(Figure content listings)
==*==
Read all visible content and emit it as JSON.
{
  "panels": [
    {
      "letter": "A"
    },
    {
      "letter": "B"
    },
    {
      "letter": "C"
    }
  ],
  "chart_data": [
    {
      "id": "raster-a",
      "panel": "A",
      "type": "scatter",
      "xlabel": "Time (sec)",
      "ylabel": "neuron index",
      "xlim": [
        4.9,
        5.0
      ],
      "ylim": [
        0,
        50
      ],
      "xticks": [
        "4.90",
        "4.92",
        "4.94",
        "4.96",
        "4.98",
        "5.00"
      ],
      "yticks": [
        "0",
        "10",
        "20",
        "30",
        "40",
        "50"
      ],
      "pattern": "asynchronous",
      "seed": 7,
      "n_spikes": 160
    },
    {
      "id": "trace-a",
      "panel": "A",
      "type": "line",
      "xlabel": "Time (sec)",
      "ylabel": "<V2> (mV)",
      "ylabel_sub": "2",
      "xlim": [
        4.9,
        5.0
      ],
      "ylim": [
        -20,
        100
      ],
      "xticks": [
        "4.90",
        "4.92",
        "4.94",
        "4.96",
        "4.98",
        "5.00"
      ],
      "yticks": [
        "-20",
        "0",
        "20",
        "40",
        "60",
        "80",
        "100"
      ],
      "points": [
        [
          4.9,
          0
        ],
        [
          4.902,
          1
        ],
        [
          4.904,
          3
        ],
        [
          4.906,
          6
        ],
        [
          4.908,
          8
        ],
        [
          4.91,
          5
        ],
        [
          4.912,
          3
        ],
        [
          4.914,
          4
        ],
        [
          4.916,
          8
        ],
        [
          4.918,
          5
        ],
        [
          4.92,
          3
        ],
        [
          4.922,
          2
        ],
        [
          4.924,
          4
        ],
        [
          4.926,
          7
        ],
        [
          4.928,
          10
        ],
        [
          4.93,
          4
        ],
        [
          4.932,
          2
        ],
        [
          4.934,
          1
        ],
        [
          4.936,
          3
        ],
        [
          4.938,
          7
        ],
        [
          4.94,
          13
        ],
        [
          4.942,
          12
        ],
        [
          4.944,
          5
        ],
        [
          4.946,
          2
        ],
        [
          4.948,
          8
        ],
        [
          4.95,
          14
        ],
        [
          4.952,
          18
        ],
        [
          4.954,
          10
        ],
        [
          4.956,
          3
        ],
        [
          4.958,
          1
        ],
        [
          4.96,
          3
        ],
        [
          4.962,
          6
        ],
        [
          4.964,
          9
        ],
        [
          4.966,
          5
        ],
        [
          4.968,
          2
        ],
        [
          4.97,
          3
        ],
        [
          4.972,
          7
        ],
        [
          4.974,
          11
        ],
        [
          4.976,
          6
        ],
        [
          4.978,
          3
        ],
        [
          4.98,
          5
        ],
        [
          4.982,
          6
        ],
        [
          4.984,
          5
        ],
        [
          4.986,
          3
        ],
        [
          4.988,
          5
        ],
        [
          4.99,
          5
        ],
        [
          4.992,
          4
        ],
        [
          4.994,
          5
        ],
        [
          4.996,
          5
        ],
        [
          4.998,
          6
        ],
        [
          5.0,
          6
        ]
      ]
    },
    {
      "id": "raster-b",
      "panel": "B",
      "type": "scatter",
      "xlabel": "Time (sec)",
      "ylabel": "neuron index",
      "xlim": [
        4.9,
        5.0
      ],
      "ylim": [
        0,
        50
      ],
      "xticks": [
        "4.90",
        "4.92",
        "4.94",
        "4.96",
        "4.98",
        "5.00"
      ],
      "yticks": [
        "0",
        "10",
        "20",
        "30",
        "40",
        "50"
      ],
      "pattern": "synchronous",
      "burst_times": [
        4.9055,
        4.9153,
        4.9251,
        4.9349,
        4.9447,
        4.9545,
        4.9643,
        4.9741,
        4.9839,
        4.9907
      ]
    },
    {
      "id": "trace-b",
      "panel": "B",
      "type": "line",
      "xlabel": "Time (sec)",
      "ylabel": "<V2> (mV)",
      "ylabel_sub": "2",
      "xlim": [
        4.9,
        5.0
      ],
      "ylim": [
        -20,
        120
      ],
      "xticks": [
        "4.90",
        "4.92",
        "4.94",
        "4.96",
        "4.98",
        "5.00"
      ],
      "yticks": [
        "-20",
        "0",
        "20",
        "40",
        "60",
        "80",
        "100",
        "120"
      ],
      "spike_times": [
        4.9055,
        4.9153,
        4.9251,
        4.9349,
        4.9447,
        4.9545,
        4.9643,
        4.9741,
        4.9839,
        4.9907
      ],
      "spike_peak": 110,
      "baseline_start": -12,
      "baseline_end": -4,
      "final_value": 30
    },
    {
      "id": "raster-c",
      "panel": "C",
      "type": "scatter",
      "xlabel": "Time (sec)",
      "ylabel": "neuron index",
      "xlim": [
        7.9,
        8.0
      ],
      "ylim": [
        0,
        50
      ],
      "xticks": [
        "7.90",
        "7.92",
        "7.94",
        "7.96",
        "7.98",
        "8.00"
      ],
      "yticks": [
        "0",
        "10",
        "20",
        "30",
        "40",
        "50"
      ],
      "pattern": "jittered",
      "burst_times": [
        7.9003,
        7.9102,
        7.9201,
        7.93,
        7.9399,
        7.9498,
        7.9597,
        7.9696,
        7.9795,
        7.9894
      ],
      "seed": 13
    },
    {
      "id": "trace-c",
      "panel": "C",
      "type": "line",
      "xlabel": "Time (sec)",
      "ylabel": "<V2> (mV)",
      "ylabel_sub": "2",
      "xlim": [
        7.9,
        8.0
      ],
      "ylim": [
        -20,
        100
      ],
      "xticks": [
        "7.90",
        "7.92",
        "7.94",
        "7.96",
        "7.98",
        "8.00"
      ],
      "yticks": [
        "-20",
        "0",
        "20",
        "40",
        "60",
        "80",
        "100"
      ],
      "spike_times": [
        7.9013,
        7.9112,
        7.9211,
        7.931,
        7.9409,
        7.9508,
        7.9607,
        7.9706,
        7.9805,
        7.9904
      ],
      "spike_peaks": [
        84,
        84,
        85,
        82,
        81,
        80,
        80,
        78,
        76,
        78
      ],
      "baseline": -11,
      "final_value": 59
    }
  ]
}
==*==
Task prompt:
Using the exact wording, write out all of the records.

Answer for the task:
Read all visible content and emit it as JSON.
{
  "panels": [
    {
      "letter": "A"
    },
    {
      "letter": "B"
    },
    {
      "letter": "C"
    }
  ],
  "chart_data": [
    {
      "id": "raster-a",
      "panel": "A",
      "type": "scatter",
      "xlabel": "Time (sec)",
      "ylabel": "neuron index",
      "xlim": [
        4.9,
        5.0
      ],
      "ylim": [
        0,
        50
      ],
      "xticks": [
        "4.90",
        "4.92",
        "4.94",
        "4.96",
        "4.98",
        "5.00"
      ],
      "yticks": [
        "0",
        "10",
        "20",
        "30",
        "40",
        "50"
      ],
      "pattern": "asynchronous",
      "seed": 7,
      "n_spikes": 160
    },
    {
      "id": "trace-a",
      "panel": "A",
      "type": "line",
      "xlabel": "Time (sec)",
      "ylabel": "<V2> (mV)",
      "ylabel_sub": "2",
      "xlim": [
        4.9,
        5.0
      ],
      "ylim": [
        -20,
        100
      ],
      "xticks": [
        "4.90",
        "4.92",
        "4.94",
        "4.96",
        "4.98",
        "5.00"
      ],
      "yticks": [
        "-20",
        "0",
        "20",
        "40",
        "60",
        "80",
        "100"
      ],
      "points": [
        [
          4.9,
          0
        ],
        [
          4.902,
          1
        ],
        [
          4.904,
          3
        ],
        [
          4.906,
          6
        ],
        [
          4.908,
          8
        ],
        [
          4.91,
          5
        ],
        [
          4.912,
          3
        ],
        [
          4.914,
          4
        ],
        [
          4.916,
          8
        ],
        [
          4.918,
          5
        ],
        [
          4.92,
          3
        ],
        [
          4.922,
          2
        ],
        [
          4.924,
          4
        ],
        [
          4.926,
          7
        ],
        [
          4.928,
          10
        ],
        [
          4.93,
          4
        ],
        [
          4.932,
          2
        ],
        [
          4.934,
          1
        ],
        [
          4.936,
          3
        ],
        [
          4.938,
          7
        ],
        [
          4.94,
          13
        ],
        [
          4.942,
          12
        ],
        [
          4.944,
          5
        ],
        [
          4.946,
          2
        ],
        [
          4.948,
          8
        ],
        [
          4.95,
          14
        ],
        [
          4.952,
          18
        ],
        [
          4.954,
          10
        ],
        [
          4.956,
          3
        ],
        [
          4.958,
          1
        ],
        [
          4.96,
          3
        ],
        [
          4.962,
          6
        ],
        [
          4.964,
          9
        ],
        [
          4.966,
          5
        ],
        [
          4.968,
          2
        ],
        [
          4.97,
          3
        ],
        [
          4.972,
          7
        ],
        [
          4.974,
          11
        ],
        [
          4.976,
          6
        ],
        [
          4.978,
          3
        ],
        [
          4.98,
          5
        ],
        [
          4.982,
          6
        ],
        [
          4.984,
          5
        ],
        [
          4.986,
          3
        ],
        [
          4.988,
          5
        ],
        [
          4.99,
          5
        ],
        [
          4.992,
          4
        ],
        [
          4.994,
          5
        ],
        [
          4.996,
          5
        ],
        [
          4.998,
          6
        ],
        [
          5.0,
          6
        ]
      ]
    },
    {
      "id": "raster-b",
      "panel": "B",
      "type": "scatter",
      "xlabel": "Time (sec)",
      "ylabel": "neuron index",
      "xlim": [
        4.9,
        5.0
      ],
      "ylim": [
        0,
        50
      ],
      "xticks": [
        "4.90",
        "4.92",
        "4.94",
        "4.96",
        "4.98",
        "5.00"
      ],
      "yticks": [
        "0",
        "10",
        "20",
        "30",
        "40",
        "50"
      ],
      "pattern": "synchronous",
      "burst_times": [
        4.9055,
        4.9153,
        4.9251,
        4.9349,
        4.9447,
        4.9545,
        4.9643,
        4.9741,
        4.9839,
        4.9907
      ]
    },
    {
      "id": "trace-b",
      "panel": "B",
      "type": "line",
      "xlabel": "Time (sec)",
      "ylabel": "<V2> (mV)",
      "ylabel_sub": "2",
      "xlim": [
        4.9,
        5.0
      ],
      "ylim": [
        -20,
        120
      ],
      "xticks": [
        "4.90",
        "4.92",
        "4.94",
        "4.96",
        "4.98",
        "5.00"
      ],
      "yticks": [
        "-20",
        "0",
        "20",
        "40",
        "60",
        "80",
        "100",
        "120"
      ],
      "spike_times": [
        4.9055,
        4.9153,
        4.9251,
        4.9349,
        4.9447,
        4.9545,
        4.9643,
        4.9741,
        4.9839,
        4.9907
      ],
      "spike_peak": 110,
      "baseline_start": -12,
      "baseline_end": -4,
      "final_value": 30
    },
    {
      "id": "raster-c",
      "panel": "C",
      "type": "scatter",
      "xlabel": "Time (sec)",
      "ylabel": "neuron index",
      "xlim": [
        7.9,
        8.0
      ],
      "ylim": [
        0,
        50
      ],
      "xticks": [
        "7.90",
        "7.92",
        "7.94",
        "7.96",
        "7.98",
        "8.00"
      ],
      "yticks": [
        "0",
        "10",
        "20",
        "30",
        "40",
        "50"
      ],
      "pattern": "jittered",
      "burst_times": [
        7.9003,
        7.9102,
        7.9201,
        7.93,
        7.9399,
        7.9498,
        7.9597,
        7.9696,
        7.9795,
        7.9894
      ],
      "seed": 13
    },
    {
      "id": "trace-c",
      "panel": "C",
      "type": "line",
      "xlabel": "Time (sec)",
      "ylabel": "<V2> (mV)",
      "ylabel_sub": "2",
      "xlim": [
        7.9,
        8.0
      ],
      "ylim": [
        -20,
        100
      ],
      "xticks": [
        "7.90",
        "7.92",
        "7.94",
        "7.96",
        "7.98",
        "8.00"
      ],
      "yticks": [
        "-20",
        "0",
        "20",
        "40",
        "60",
        "80",
        "100"
      ],
      "spike_times": [
        7.9013,
        7.9112,
        7.9211,
        7.931,
        7.9409,
        7.9508,
        7.9607,
        7.9706,
        7.9805,
        7.9904
      ],
      "spike_peaks": [
        84,
        84,
        85,
        82,
        81,
        80,
        80,
        78,
        76,
        78
      ],
      "baseline": -11,
      "final_value": 59
    }
  ]
}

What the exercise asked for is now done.